PROBLEM.
Repeat the data below exactly, dropping any pictures it holds.

(Records that describe figures)
---

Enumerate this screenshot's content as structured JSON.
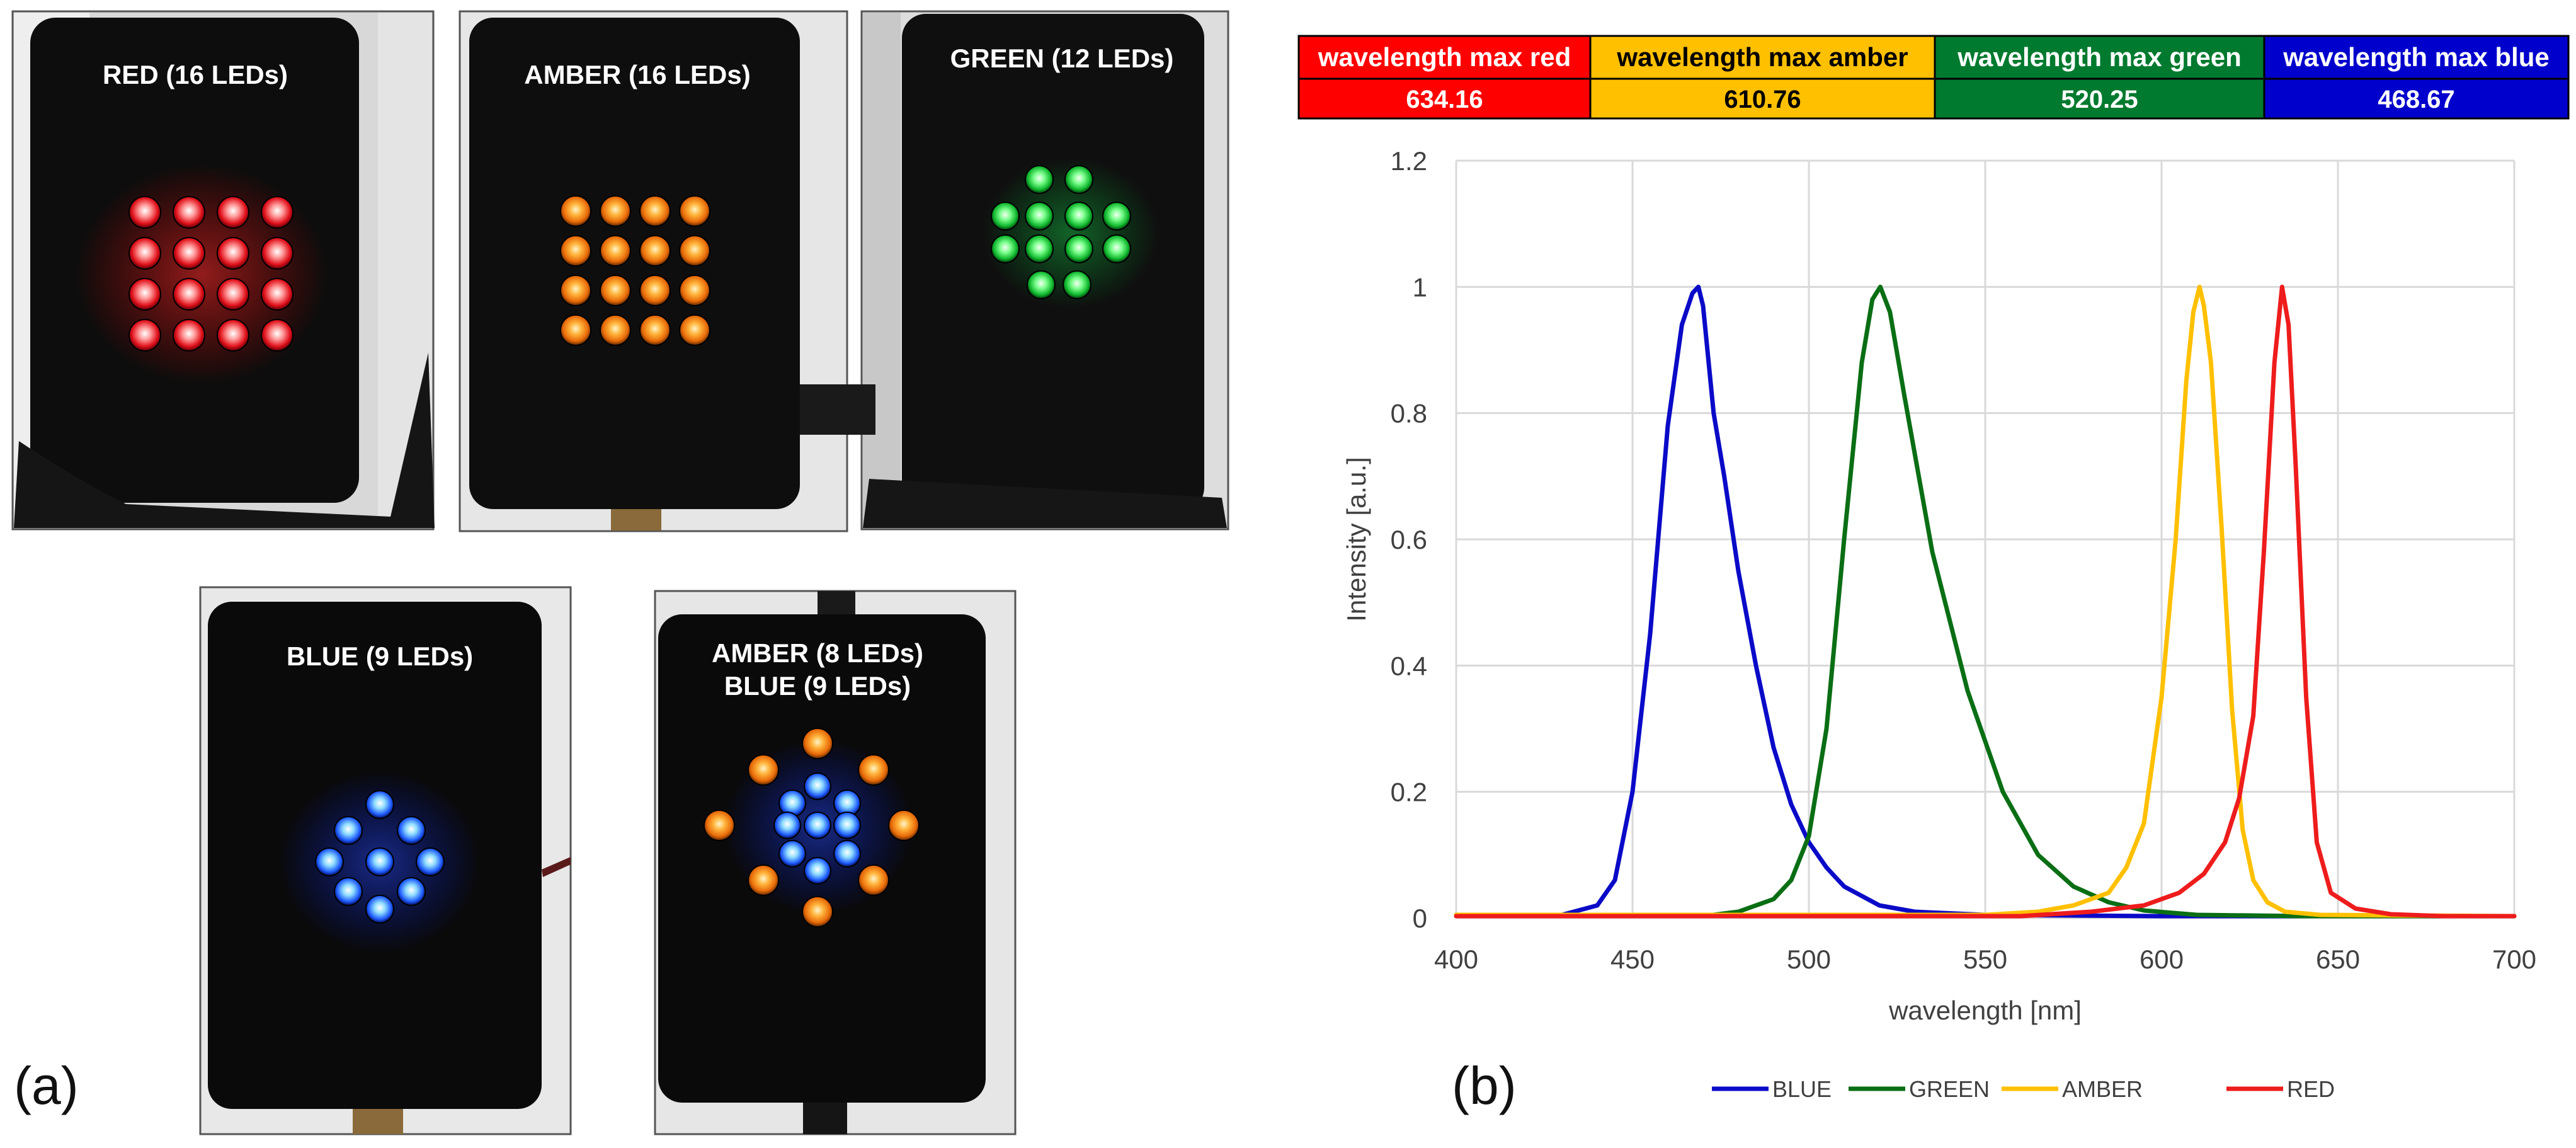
{
  "figure": {
    "label_a": "(a)",
    "label_b": "(b)"
  },
  "photos": [
    {
      "title_lines": [
        "RED (16 LEDs)"
      ],
      "leds": [
        {
          "color": "red",
          "count": 16
        }
      ]
    },
    {
      "title_lines": [
        "AMBER (16 LEDs)"
      ],
      "leds": [
        {
          "color": "amber",
          "count": 16
        }
      ]
    },
    {
      "title_lines": [
        "GREEN (12 LEDs)"
      ],
      "leds": [
        {
          "color": "green",
          "count": 12
        }
      ]
    },
    {
      "title_lines": [
        "BLUE (9 LEDs)"
      ],
      "leds": [
        {
          "color": "blue",
          "count": 9
        }
      ]
    },
    {
      "title_lines": [
        "AMBER (8 LEDs)",
        "BLUE (9 LEDs)"
      ],
      "leds": [
        {
          "color": "amber",
          "count": 8
        },
        {
          "color": "blue",
          "count": 9
        }
      ]
    }
  ],
  "peak_table": {
    "headers": [
      "wavelength max red",
      "wavelength max amber",
      "wavelength max green",
      "wavelength max blue"
    ],
    "values": [
      "634.16",
      "610.76",
      "520.25",
      "468.67"
    ],
    "header_colors": [
      "#ff0000",
      "#ffc000",
      "#007a2e",
      "#0000cc"
    ],
    "header_text_colors": [
      "#ffffff",
      "#000000",
      "#ffffff",
      "#ffffff"
    ]
  },
  "chart_data": {
    "type": "line",
    "xlabel": "wavelength  [nm]",
    "ylabel": "Intensity [a.u.]",
    "xlim": [
      400,
      700
    ],
    "ylim": [
      0,
      1.2
    ],
    "x_ticks": [
      400,
      450,
      500,
      550,
      600,
      650,
      700
    ],
    "y_ticks": [
      "0",
      "0.2",
      "0.4",
      "0.6",
      "0.8",
      "1",
      "1.2"
    ],
    "grid": true,
    "legend_position": "bottom",
    "series": [
      {
        "name": "BLUE",
        "color": "#0a0ac8",
        "x": [
          400,
          430,
          440,
          445,
          450,
          455,
          460,
          464,
          467,
          468.67,
          470,
          473,
          476,
          480,
          485,
          490,
          495,
          500,
          505,
          510,
          520,
          530,
          550,
          600,
          700
        ],
        "y": [
          0.005,
          0.005,
          0.02,
          0.06,
          0.2,
          0.45,
          0.78,
          0.94,
          0.99,
          1.0,
          0.97,
          0.8,
          0.7,
          0.55,
          0.4,
          0.27,
          0.18,
          0.12,
          0.08,
          0.05,
          0.02,
          0.01,
          0.005,
          0.003,
          0.003
        ]
      },
      {
        "name": "GREEN",
        "color": "#0a6e14",
        "x": [
          400,
          470,
          480,
          490,
          495,
          500,
          505,
          510,
          515,
          518,
          520.25,
          523,
          527,
          535,
          545,
          555,
          565,
          575,
          585,
          595,
          610,
          640,
          700
        ],
        "y": [
          0.003,
          0.003,
          0.01,
          0.03,
          0.06,
          0.13,
          0.3,
          0.6,
          0.88,
          0.98,
          1.0,
          0.96,
          0.83,
          0.58,
          0.36,
          0.2,
          0.1,
          0.05,
          0.025,
          0.012,
          0.005,
          0.003,
          0.003
        ]
      },
      {
        "name": "AMBER",
        "color": "#ffc000",
        "x": [
          400,
          550,
          565,
          575,
          585,
          590,
          595,
          600,
          604,
          607,
          609,
          610.76,
          612,
          614,
          617,
          620,
          623,
          626,
          630,
          635,
          645,
          700
        ],
        "y": [
          0.005,
          0.005,
          0.01,
          0.02,
          0.04,
          0.08,
          0.15,
          0.35,
          0.6,
          0.85,
          0.96,
          1.0,
          0.97,
          0.88,
          0.62,
          0.33,
          0.14,
          0.06,
          0.025,
          0.01,
          0.005,
          0.003
        ]
      },
      {
        "name": "RED",
        "color": "#ee1c1c",
        "x": [
          400,
          560,
          580,
          595,
          605,
          612,
          618,
          622,
          626,
          629,
          632,
          634.16,
          636,
          638,
          641,
          644,
          648,
          655,
          665,
          680,
          700
        ],
        "y": [
          0.003,
          0.003,
          0.01,
          0.02,
          0.04,
          0.07,
          0.12,
          0.19,
          0.32,
          0.58,
          0.88,
          1.0,
          0.94,
          0.72,
          0.35,
          0.12,
          0.04,
          0.015,
          0.006,
          0.003,
          0.003
        ]
      }
    ]
  }
}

---

ANSWER TO THE TASK.
Enumerate this screenshot's content as structured JSON.
{
  "figure": {
    "label_a": "(a)",
    "label_b": "(b)"
  },
  "photos": [
    {
      "title_lines": [
        "RED (16 LEDs)"
      ],
      "leds": [
        {
          "color": "red",
          "count": 16
        }
      ]
    },
    {
      "title_lines": [
        "AMBER (16 LEDs)"
      ],
      "leds": [
        {
          "color": "amber",
          "count": 16
        }
      ]
    },
    {
      "title_lines": [
        "GREEN (12 LEDs)"
      ],
      "leds": [
        {
          "color": "green",
          "count": 12
        }
      ]
    },
    {
      "title_lines": [
        "BLUE (9 LEDs)"
      ],
      "leds": [
        {
          "color": "blue",
          "count": 9
        }
      ]
    },
    {
      "title_lines": [
        "AMBER (8 LEDs)",
        "BLUE (9 LEDs)"
      ],
      "leds": [
        {
          "color": "amber",
          "count": 8
        },
        {
          "color": "blue",
          "count": 9
        }
      ]
    }
  ],
  "peak_table": {
    "headers": [
      "wavelength max red",
      "wavelength max amber",
      "wavelength max green",
      "wavelength max blue"
    ],
    "values": [
      "634.16",
      "610.76",
      "520.25",
      "468.67"
    ],
    "header_colors": [
      "#ff0000",
      "#ffc000",
      "#007a2e",
      "#0000cc"
    ],
    "header_text_colors": [
      "#ffffff",
      "#000000",
      "#ffffff",
      "#ffffff"
    ]
  },
  "chart_data": {
    "type": "line",
    "xlabel": "wavelength  [nm]",
    "ylabel": "Intensity [a.u.]",
    "xlim": [
      400,
      700
    ],
    "ylim": [
      0,
      1.2
    ],
    "x_ticks": [
      400,
      450,
      500,
      550,
      600,
      650,
      700
    ],
    "y_ticks": [
      "0",
      "0.2",
      "0.4",
      "0.6",
      "0.8",
      "1",
      "1.2"
    ],
    "grid": true,
    "legend_position": "bottom",
    "series": [
      {
        "name": "BLUE",
        "color": "#0a0ac8",
        "x": [
          400,
          430,
          440,
          445,
          450,
          455,
          460,
          464,
          467,
          468.67,
          470,
          473,
          476,
          480,
          485,
          490,
          495,
          500,
          505,
          510,
          520,
          530,
          550,
          600,
          700
        ],
        "y": [
          0.005,
          0.005,
          0.02,
          0.06,
          0.2,
          0.45,
          0.78,
          0.94,
          0.99,
          1.0,
          0.97,
          0.8,
          0.7,
          0.55,
          0.4,
          0.27,
          0.18,
          0.12,
          0.08,
          0.05,
          0.02,
          0.01,
          0.005,
          0.003,
          0.003
        ]
      },
      {
        "name": "GREEN",
        "color": "#0a6e14",
        "x": [
          400,
          470,
          480,
          490,
          495,
          500,
          505,
          510,
          515,
          518,
          520.25,
          523,
          527,
          535,
          545,
          555,
          565,
          575,
          585,
          595,
          610,
          640,
          700
        ],
        "y": [
          0.003,
          0.003,
          0.01,
          0.03,
          0.06,
          0.13,
          0.3,
          0.6,
          0.88,
          0.98,
          1.0,
          0.96,
          0.83,
          0.58,
          0.36,
          0.2,
          0.1,
          0.05,
          0.025,
          0.012,
          0.005,
          0.003,
          0.003
        ]
      },
      {
        "name": "AMBER",
        "color": "#ffc000",
        "x": [
          400,
          550,
          565,
          575,
          585,
          590,
          595,
          600,
          604,
          607,
          609,
          610.76,
          612,
          614,
          617,
          620,
          623,
          626,
          630,
          635,
          645,
          700
        ],
        "y": [
          0.005,
          0.005,
          0.01,
          0.02,
          0.04,
          0.08,
          0.15,
          0.35,
          0.6,
          0.85,
          0.96,
          1.0,
          0.97,
          0.88,
          0.62,
          0.33,
          0.14,
          0.06,
          0.025,
          0.01,
          0.005,
          0.003
        ]
      },
      {
        "name": "RED",
        "color": "#ee1c1c",
        "x": [
          400,
          560,
          580,
          595,
          605,
          612,
          618,
          622,
          626,
          629,
          632,
          634.16,
          636,
          638,
          641,
          644,
          648,
          655,
          665,
          680,
          700
        ],
        "y": [
          0.003,
          0.003,
          0.01,
          0.02,
          0.04,
          0.07,
          0.12,
          0.19,
          0.32,
          0.58,
          0.88,
          1.0,
          0.94,
          0.72,
          0.35,
          0.12,
          0.04,
          0.015,
          0.006,
          0.003,
          0.003
        ]
      }
    ]
  }
}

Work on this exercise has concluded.